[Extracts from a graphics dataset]
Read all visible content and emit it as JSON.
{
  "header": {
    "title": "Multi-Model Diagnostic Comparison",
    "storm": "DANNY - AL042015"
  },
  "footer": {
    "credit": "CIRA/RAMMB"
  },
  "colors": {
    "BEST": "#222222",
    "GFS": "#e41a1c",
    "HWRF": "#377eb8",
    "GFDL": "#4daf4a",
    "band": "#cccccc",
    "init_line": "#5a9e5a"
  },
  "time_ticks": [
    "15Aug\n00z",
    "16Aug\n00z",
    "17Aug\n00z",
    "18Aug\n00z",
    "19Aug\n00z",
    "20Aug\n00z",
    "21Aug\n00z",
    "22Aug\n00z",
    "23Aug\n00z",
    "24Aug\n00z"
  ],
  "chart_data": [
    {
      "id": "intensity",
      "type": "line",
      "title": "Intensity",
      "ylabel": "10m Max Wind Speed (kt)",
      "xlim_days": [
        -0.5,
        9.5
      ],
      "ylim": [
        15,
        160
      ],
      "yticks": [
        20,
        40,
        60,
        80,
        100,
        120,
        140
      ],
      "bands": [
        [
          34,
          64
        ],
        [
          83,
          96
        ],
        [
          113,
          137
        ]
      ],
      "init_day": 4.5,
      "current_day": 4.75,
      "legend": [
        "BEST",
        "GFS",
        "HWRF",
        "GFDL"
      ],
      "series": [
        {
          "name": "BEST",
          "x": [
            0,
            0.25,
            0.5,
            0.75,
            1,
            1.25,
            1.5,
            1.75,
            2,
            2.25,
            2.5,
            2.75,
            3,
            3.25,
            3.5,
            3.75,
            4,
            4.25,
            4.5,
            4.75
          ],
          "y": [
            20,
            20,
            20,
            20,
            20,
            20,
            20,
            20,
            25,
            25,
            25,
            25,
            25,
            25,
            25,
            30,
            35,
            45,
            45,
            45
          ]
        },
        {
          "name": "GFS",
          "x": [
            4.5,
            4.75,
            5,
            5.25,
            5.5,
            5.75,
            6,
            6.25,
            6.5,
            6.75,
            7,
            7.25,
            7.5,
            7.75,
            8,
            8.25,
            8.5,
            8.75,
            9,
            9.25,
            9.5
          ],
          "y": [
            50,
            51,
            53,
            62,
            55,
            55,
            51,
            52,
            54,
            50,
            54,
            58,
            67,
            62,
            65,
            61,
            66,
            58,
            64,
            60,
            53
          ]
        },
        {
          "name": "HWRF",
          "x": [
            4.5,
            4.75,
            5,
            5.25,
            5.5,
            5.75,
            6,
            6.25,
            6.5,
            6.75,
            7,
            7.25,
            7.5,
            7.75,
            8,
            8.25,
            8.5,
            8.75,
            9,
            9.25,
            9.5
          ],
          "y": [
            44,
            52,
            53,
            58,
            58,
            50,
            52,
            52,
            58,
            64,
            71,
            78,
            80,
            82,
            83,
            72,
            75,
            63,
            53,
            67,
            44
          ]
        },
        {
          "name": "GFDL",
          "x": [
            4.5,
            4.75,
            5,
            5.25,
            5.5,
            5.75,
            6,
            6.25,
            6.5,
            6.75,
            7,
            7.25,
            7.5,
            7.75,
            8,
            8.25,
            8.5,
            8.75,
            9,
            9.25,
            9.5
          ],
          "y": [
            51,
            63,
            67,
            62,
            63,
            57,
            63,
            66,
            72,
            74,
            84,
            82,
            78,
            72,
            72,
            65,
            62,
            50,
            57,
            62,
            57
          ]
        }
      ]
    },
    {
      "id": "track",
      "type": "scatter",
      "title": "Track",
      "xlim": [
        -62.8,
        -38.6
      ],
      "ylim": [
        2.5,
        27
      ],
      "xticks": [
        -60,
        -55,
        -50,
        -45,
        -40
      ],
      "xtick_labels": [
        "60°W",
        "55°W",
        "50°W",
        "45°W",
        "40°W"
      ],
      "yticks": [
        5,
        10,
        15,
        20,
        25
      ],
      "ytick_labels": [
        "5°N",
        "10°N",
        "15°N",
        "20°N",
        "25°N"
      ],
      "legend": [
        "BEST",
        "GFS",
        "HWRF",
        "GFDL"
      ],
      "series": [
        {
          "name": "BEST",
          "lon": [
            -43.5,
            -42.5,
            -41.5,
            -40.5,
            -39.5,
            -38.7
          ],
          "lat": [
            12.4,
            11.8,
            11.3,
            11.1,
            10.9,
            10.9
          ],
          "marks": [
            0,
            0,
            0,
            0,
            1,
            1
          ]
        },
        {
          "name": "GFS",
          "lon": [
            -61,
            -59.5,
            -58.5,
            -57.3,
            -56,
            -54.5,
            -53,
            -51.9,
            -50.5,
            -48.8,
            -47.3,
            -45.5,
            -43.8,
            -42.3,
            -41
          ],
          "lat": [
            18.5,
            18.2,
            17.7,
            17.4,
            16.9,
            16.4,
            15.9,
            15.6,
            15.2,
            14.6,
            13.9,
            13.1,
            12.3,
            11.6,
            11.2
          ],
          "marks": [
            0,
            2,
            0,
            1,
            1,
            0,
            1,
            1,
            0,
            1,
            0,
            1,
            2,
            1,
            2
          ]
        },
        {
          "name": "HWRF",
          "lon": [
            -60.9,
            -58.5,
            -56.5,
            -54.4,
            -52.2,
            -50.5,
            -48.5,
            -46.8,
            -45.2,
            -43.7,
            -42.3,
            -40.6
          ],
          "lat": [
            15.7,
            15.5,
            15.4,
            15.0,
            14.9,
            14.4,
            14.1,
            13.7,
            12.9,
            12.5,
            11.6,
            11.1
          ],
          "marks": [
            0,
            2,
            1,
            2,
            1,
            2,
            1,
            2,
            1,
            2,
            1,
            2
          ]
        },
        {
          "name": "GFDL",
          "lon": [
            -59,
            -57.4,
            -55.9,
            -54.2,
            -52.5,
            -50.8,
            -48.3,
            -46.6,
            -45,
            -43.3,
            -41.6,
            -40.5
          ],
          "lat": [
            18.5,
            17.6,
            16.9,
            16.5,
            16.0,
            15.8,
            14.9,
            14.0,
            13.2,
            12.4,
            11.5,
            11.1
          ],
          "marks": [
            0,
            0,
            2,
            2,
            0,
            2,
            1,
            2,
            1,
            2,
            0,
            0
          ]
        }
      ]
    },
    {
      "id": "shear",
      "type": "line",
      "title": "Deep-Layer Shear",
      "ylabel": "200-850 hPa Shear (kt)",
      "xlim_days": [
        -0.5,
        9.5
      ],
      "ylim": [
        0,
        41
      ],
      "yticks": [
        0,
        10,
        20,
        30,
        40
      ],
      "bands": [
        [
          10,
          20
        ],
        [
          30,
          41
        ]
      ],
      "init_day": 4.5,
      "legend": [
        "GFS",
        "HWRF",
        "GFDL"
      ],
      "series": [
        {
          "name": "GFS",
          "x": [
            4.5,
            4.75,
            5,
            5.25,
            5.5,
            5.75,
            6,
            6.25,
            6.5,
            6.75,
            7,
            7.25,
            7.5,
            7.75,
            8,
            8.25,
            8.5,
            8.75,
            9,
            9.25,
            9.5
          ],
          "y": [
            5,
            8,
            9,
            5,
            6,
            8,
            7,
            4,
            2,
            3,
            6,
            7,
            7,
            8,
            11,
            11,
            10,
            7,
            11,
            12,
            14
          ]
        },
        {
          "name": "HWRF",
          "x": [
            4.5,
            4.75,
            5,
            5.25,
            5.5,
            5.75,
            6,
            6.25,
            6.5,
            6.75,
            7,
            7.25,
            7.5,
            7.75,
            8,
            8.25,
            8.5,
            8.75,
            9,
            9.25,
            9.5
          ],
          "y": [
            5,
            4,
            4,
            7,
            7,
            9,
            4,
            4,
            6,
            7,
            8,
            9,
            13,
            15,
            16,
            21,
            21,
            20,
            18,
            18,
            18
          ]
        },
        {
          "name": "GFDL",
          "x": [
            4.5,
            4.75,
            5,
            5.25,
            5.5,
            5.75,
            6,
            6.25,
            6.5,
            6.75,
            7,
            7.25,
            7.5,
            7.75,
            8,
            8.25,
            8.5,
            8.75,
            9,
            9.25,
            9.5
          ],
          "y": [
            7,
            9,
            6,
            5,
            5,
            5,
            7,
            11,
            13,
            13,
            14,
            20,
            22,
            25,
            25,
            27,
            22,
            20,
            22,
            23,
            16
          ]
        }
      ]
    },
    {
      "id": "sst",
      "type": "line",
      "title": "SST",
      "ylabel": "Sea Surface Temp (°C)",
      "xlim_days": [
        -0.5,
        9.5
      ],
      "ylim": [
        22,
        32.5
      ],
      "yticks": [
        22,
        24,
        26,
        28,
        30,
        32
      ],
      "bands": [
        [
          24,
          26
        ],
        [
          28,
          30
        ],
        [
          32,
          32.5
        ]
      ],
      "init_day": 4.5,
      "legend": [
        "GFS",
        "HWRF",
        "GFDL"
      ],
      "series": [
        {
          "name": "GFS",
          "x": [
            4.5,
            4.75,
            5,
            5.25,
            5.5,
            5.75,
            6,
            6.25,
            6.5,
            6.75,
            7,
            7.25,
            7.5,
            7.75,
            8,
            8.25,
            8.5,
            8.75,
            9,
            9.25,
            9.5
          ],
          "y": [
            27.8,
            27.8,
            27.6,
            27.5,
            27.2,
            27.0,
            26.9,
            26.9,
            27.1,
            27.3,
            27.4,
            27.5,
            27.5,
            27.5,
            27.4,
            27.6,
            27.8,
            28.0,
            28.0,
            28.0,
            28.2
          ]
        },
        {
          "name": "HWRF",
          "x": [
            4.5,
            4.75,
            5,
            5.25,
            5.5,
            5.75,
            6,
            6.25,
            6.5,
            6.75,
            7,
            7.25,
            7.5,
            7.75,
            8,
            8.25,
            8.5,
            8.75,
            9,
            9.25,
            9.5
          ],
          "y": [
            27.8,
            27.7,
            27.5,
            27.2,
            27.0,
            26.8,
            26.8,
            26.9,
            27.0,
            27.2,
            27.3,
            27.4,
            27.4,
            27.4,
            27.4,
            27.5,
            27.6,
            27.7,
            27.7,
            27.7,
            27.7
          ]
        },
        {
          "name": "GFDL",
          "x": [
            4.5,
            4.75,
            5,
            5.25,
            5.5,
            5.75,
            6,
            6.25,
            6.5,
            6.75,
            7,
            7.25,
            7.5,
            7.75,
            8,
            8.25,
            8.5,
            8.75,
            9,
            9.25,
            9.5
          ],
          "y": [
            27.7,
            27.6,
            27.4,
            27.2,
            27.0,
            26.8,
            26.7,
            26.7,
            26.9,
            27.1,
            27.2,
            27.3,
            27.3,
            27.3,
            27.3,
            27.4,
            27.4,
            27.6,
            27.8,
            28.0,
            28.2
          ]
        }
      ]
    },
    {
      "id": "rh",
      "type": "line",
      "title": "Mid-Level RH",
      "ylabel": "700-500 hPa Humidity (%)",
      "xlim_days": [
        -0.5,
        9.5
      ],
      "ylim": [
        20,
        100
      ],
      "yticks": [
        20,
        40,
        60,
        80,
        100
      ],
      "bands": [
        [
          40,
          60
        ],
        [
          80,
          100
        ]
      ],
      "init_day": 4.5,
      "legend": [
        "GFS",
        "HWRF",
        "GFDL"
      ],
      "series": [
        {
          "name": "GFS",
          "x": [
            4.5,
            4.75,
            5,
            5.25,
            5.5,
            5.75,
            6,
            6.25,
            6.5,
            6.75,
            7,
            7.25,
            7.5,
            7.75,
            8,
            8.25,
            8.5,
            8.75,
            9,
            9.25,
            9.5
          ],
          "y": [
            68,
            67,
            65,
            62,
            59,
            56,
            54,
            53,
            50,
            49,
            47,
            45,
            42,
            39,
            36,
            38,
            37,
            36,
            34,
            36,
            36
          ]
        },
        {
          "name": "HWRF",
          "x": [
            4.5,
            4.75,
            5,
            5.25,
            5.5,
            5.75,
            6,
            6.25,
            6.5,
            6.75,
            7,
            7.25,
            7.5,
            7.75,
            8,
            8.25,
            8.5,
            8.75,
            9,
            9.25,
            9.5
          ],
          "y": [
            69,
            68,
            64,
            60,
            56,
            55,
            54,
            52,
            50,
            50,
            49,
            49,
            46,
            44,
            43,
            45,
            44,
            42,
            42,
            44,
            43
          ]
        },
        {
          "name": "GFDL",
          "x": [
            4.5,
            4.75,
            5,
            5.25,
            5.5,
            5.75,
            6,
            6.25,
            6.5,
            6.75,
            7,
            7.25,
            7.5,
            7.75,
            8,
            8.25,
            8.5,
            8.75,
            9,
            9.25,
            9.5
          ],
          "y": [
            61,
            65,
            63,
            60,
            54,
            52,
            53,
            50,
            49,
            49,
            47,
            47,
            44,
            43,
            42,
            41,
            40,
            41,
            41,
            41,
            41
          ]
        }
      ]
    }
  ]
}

PROBLEM STATEMENT - Count every line bearing the word "title"; report the total only.

RESPONSE BELOW - 6